>> BEGIN RECORD LIST
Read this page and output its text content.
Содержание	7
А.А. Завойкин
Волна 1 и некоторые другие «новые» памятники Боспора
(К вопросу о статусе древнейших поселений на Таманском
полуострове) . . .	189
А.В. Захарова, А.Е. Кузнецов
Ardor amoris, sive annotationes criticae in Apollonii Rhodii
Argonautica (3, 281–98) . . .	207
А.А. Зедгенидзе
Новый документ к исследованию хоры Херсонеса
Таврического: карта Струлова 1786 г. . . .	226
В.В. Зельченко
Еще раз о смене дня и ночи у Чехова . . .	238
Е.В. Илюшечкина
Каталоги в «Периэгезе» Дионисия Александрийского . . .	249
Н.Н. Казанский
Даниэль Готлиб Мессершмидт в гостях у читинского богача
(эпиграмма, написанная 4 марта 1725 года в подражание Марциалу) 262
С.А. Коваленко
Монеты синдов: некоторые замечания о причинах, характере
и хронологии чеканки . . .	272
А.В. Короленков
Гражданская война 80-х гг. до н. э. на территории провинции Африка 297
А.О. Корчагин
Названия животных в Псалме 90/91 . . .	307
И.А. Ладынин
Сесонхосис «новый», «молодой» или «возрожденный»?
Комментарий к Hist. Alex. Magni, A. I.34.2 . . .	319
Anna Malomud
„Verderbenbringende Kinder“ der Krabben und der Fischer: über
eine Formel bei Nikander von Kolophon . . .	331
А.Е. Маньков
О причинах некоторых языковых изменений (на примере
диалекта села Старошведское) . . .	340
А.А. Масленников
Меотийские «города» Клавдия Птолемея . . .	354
>> END RECORD LIST
>> BEGIN RECORD LIST
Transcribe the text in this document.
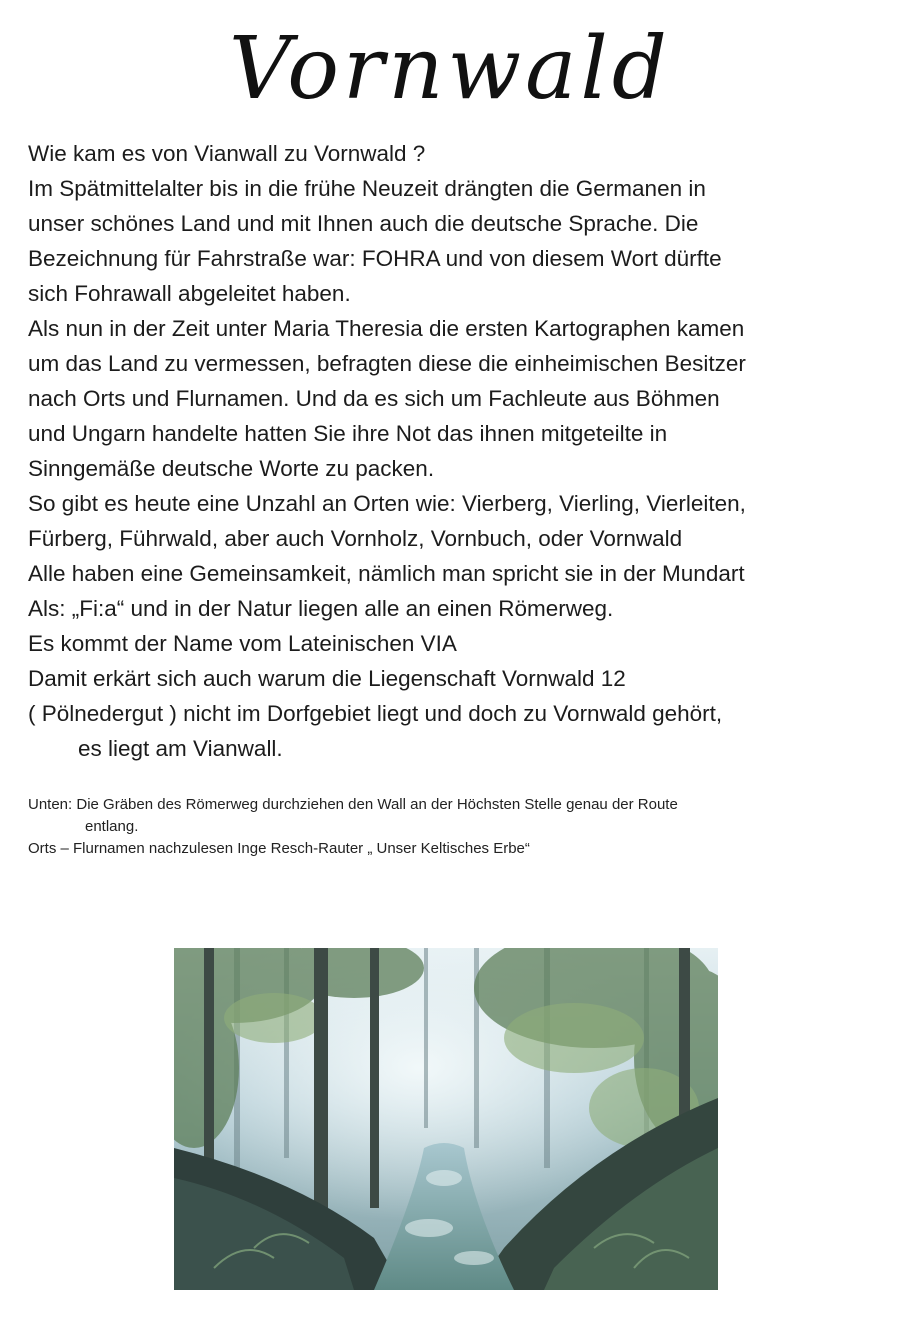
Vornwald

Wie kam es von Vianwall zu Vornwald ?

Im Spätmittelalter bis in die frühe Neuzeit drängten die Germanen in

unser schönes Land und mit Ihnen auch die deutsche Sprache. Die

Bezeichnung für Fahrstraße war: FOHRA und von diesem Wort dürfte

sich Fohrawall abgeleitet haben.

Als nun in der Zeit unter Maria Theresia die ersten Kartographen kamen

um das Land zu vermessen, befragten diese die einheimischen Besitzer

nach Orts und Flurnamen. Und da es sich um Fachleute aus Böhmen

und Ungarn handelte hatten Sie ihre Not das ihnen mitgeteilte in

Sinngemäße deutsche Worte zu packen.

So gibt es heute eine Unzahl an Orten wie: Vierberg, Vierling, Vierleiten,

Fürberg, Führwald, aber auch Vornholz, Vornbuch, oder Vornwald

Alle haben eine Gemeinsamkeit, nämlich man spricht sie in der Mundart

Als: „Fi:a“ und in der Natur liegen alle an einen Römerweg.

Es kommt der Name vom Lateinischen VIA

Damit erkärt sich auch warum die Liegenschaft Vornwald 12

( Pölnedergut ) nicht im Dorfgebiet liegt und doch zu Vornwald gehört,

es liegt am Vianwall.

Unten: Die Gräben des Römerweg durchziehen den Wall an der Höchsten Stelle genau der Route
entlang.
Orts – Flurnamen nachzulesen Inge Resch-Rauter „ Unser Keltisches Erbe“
>> END RECORD LIST
#### EXERCISE DIRECTIONS
Copy each line of the preceding data that contains the string "this".

#### SOLUTION
Read this page and output its text content.
Transcribe the text in this document.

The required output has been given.